THE TASK – Each entry below should be printed exactly as given.

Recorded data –
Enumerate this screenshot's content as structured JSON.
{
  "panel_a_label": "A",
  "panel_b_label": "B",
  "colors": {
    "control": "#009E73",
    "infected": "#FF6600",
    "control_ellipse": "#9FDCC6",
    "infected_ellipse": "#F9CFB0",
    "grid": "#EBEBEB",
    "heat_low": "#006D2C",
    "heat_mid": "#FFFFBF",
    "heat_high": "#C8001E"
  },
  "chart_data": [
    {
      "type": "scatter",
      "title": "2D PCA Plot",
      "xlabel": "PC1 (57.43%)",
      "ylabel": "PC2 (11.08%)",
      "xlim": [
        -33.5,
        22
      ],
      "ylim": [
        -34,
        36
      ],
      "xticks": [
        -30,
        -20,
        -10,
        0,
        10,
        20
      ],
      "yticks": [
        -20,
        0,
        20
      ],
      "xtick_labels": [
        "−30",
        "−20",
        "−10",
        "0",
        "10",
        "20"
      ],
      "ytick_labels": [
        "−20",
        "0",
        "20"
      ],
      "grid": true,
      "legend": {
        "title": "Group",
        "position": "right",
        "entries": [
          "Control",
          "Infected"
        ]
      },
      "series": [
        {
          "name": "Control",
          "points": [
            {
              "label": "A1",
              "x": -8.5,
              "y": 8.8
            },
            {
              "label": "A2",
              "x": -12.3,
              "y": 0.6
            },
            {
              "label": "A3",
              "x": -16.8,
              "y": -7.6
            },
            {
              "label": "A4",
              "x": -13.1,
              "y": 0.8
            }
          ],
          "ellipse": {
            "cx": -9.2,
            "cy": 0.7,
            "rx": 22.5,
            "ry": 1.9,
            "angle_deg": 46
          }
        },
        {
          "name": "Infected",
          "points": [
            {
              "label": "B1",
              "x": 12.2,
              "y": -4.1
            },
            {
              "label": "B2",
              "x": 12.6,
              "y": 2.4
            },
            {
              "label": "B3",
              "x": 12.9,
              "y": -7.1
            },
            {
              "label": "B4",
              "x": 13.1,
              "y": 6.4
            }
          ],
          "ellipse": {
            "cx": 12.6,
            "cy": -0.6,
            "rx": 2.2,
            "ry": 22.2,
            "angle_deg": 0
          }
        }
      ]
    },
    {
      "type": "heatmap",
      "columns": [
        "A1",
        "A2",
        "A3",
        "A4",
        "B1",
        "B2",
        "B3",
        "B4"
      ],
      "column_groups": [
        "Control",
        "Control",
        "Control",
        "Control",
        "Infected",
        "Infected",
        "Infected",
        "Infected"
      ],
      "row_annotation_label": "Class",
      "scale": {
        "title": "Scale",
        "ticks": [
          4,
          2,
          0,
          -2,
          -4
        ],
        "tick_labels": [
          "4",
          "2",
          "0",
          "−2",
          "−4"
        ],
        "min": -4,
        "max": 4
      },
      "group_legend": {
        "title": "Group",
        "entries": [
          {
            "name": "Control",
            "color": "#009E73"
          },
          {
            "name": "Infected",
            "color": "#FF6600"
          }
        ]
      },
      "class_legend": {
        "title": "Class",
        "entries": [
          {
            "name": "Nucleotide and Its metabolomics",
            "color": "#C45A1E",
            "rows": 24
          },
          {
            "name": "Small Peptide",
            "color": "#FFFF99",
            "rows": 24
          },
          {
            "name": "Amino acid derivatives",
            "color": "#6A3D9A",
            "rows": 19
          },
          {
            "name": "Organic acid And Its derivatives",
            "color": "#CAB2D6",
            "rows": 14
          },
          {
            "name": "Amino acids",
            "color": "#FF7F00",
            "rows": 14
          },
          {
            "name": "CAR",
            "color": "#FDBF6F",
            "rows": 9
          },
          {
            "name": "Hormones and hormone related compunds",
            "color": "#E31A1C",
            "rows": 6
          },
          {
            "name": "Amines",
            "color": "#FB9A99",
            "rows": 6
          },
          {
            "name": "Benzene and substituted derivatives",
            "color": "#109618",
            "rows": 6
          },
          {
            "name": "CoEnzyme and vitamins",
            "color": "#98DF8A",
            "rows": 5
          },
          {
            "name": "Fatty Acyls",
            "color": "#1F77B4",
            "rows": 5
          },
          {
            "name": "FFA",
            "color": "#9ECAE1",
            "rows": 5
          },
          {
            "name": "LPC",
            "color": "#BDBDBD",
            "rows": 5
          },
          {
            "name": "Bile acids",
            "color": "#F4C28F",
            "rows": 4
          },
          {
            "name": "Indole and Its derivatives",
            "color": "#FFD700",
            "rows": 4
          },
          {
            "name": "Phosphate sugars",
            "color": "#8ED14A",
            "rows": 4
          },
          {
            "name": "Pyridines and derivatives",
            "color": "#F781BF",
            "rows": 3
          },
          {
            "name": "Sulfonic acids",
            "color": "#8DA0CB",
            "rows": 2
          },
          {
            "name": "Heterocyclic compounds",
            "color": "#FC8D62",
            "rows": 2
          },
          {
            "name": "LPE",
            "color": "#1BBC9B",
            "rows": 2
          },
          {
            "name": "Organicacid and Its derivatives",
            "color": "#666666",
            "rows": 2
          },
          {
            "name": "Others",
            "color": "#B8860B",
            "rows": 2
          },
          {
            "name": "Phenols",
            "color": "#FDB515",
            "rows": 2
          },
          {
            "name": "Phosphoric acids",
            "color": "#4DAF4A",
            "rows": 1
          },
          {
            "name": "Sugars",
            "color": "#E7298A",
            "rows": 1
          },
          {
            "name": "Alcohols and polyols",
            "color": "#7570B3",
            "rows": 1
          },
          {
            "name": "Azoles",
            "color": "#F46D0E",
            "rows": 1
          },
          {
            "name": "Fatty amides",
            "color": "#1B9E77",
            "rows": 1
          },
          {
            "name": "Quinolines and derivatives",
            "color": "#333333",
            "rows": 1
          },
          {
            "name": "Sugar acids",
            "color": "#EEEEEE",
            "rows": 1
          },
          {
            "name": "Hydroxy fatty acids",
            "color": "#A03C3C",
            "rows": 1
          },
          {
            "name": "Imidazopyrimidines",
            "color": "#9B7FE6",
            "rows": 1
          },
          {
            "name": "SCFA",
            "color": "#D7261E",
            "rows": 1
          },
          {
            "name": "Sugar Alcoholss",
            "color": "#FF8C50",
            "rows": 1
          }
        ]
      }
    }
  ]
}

TASK OUTPUT –
Enumerate this screenshot's content as structured JSON.
{
  "panel_a_label": "A",
  "panel_b_label": "B",
  "colors": {
    "control": "#009E73",
    "infected": "#FF6600",
    "control_ellipse": "#9FDCC6",
    "infected_ellipse": "#F9CFB0",
    "grid": "#EBEBEB",
    "heat_low": "#006D2C",
    "heat_mid": "#FFFFBF",
    "heat_high": "#C8001E"
  },
  "chart_data": [
    {
      "type": "scatter",
      "title": "2D PCA Plot",
      "xlabel": "PC1 (57.43%)",
      "ylabel": "PC2 (11.08%)",
      "xlim": [
        -33.5,
        22
      ],
      "ylim": [
        -34,
        36
      ],
      "xticks": [
        -30,
        -20,
        -10,
        0,
        10,
        20
      ],
      "yticks": [
        -20,
        0,
        20
      ],
      "xtick_labels": [
        "−30",
        "−20",
        "−10",
        "0",
        "10",
        "20"
      ],
      "ytick_labels": [
        "−20",
        "0",
        "20"
      ],
      "grid": true,
      "legend": {
        "title": "Group",
        "position": "right",
        "entries": [
          "Control",
          "Infected"
        ]
      },
      "series": [
        {
          "name": "Control",
          "points": [
            {
              "label": "A1",
              "x": -8.5,
              "y": 8.8
            },
            {
              "label": "A2",
              "x": -12.3,
              "y": 0.6
            },
            {
              "label": "A3",
              "x": -16.8,
              "y": -7.6
            },
            {
              "label": "A4",
              "x": -13.1,
              "y": 0.8
            }
          ],
          "ellipse": {
            "cx": -9.2,
            "cy": 0.7,
            "rx": 22.5,
            "ry": 1.9,
            "angle_deg": 46
          }
        },
        {
          "name": "Infected",
          "points": [
            {
              "label": "B1",
              "x": 12.2,
              "y": -4.1
            },
            {
              "label": "B2",
              "x": 12.6,
              "y": 2.4
            },
            {
              "label": "B3",
              "x": 12.9,
              "y": -7.1
            },
            {
              "label": "B4",
              "x": 13.1,
              "y": 6.4
            }
          ],
          "ellipse": {
            "cx": 12.6,
            "cy": -0.6,
            "rx": 2.2,
            "ry": 22.2,
            "angle_deg": 0
          }
        }
      ]
    },
    {
      "type": "heatmap",
      "columns": [
        "A1",
        "A2",
        "A3",
        "A4",
        "B1",
        "B2",
        "B3",
        "B4"
      ],
      "column_groups": [
        "Control",
        "Control",
        "Control",
        "Control",
        "Infected",
        "Infected",
        "Infected",
        "Infected"
      ],
      "row_annotation_label": "Class",
      "scale": {
        "title": "Scale",
        "ticks": [
          4,
          2,
          0,
          -2,
          -4
        ],
        "tick_labels": [
          "4",
          "2",
          "0",
          "−2",
          "−4"
        ],
        "min": -4,
        "max": 4
      },
      "group_legend": {
        "title": "Group",
        "entries": [
          {
            "name": "Control",
            "color": "#009E73"
          },
          {
            "name": "Infected",
            "color": "#FF6600"
          }
        ]
      },
      "class_legend": {
        "title": "Class",
        "entries": [
          {
            "name": "Nucleotide and Its metabolomics",
            "color": "#C45A1E",
            "rows": 24
          },
          {
            "name": "Small Peptide",
            "color": "#FFFF99",
            "rows": 24
          },
          {
            "name": "Amino acid derivatives",
            "color": "#6A3D9A",
            "rows": 19
          },
          {
            "name": "Organic acid And Its derivatives",
            "color": "#CAB2D6",
            "rows": 14
          },
          {
            "name": "Amino acids",
            "color": "#FF7F00",
            "rows": 14
          },
          {
            "name": "CAR",
            "color": "#FDBF6F",
            "rows": 9
          },
          {
            "name": "Hormones and hormone related compunds",
            "color": "#E31A1C",
            "rows": 6
          },
          {
            "name": "Amines",
            "color": "#FB9A99",
            "rows": 6
          },
          {
            "name": "Benzene and substituted derivatives",
            "color": "#109618",
            "rows": 6
          },
          {
            "name": "CoEnzyme and vitamins",
            "color": "#98DF8A",
            "rows": 5
          },
          {
            "name": "Fatty Acyls",
            "color": "#1F77B4",
            "rows": 5
          },
          {
            "name": "FFA",
            "color": "#9ECAE1",
            "rows": 5
          },
          {
            "name": "LPC",
            "color": "#BDBDBD",
            "rows": 5
          },
          {
            "name": "Bile acids",
            "color": "#F4C28F",
            "rows": 4
          },
          {
            "name": "Indole and Its derivatives",
            "color": "#FFD700",
            "rows": 4
          },
          {
            "name": "Phosphate sugars",
            "color": "#8ED14A",
            "rows": 4
          },
          {
            "name": "Pyridines and derivatives",
            "color": "#F781BF",
            "rows": 3
          },
          {
            "name": "Sulfonic acids",
            "color": "#8DA0CB",
            "rows": 2
          },
          {
            "name": "Heterocyclic compounds",
            "color": "#FC8D62",
            "rows": 2
          },
          {
            "name": "LPE",
            "color": "#1BBC9B",
            "rows": 2
          },
          {
            "name": "Organicacid and Its derivatives",
            "color": "#666666",
            "rows": 2
          },
          {
            "name": "Others",
            "color": "#B8860B",
            "rows": 2
          },
          {
            "name": "Phenols",
            "color": "#FDB515",
            "rows": 2
          },
          {
            "name": "Phosphoric acids",
            "color": "#4DAF4A",
            "rows": 1
          },
          {
            "name": "Sugars",
            "color": "#E7298A",
            "rows": 1
          },
          {
            "name": "Alcohols and polyols",
            "color": "#7570B3",
            "rows": 1
          },
          {
            "name": "Azoles",
            "color": "#F46D0E",
            "rows": 1
          },
          {
            "name": "Fatty amides",
            "color": "#1B9E77",
            "rows": 1
          },
          {
            "name": "Quinolines and derivatives",
            "color": "#333333",
            "rows": 1
          },
          {
            "name": "Sugar acids",
            "color": "#EEEEEE",
            "rows": 1
          },
          {
            "name": "Hydroxy fatty acids",
            "color": "#A03C3C",
            "rows": 1
          },
          {
            "name": "Imidazopyrimidines",
            "color": "#9B7FE6",
            "rows": 1
          },
          {
            "name": "SCFA",
            "color": "#D7261E",
            "rows": 1
          },
          {
            "name": "Sugar Alcoholss",
            "color": "#FF8C50",
            "rows": 1
          }
        ]
      }
    }
  ]
}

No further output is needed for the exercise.